— START —

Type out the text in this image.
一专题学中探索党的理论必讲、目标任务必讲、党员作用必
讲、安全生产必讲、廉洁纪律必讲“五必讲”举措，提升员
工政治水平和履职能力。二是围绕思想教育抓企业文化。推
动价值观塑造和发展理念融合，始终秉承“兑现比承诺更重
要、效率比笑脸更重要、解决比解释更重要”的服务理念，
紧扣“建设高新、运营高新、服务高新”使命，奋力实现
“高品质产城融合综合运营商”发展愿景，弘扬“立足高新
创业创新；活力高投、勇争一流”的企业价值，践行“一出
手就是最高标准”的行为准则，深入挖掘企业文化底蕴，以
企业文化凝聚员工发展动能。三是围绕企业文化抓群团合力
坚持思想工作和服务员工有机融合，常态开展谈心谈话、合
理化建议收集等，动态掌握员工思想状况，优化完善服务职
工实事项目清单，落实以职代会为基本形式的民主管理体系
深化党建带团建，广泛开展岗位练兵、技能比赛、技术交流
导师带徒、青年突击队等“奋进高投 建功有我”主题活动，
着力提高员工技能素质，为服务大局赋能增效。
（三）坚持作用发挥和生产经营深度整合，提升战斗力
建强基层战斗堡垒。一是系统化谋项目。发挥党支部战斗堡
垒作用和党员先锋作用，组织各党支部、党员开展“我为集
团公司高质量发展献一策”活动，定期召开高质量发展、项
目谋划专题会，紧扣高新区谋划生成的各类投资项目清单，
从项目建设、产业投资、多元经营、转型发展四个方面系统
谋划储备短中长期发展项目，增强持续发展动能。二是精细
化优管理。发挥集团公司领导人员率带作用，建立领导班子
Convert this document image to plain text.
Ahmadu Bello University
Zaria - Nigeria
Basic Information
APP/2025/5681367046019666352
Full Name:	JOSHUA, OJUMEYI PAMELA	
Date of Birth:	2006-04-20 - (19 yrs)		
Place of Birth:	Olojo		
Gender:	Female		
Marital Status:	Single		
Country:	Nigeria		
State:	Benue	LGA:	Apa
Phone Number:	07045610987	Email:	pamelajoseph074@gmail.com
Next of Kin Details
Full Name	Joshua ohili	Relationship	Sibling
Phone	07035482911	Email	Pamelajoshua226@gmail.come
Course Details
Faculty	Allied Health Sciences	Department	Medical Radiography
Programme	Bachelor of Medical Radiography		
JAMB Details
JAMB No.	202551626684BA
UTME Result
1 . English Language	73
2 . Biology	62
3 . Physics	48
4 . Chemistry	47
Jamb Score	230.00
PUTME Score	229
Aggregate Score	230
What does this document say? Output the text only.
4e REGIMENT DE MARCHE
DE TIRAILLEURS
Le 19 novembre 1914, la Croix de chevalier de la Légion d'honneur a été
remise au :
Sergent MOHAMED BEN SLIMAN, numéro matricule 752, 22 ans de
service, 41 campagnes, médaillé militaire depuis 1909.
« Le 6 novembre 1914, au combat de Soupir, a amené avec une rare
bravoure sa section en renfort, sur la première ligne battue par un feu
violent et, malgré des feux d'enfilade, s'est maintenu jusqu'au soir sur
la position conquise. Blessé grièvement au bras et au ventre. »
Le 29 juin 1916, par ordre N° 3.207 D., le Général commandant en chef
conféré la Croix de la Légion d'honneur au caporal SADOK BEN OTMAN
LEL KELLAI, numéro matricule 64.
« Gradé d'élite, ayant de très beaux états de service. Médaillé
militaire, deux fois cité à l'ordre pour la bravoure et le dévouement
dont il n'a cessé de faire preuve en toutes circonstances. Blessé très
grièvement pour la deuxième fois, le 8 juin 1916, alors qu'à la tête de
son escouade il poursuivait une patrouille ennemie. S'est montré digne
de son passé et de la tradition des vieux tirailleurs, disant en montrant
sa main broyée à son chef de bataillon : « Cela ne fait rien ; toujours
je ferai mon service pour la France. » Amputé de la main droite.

— END —

— Work to complete —
Pull out every line of the entries that includes the word "text".

— Exercise response —
Type out the text in this image.
Convert this document image to plain text.
What does this document say? Output the text only.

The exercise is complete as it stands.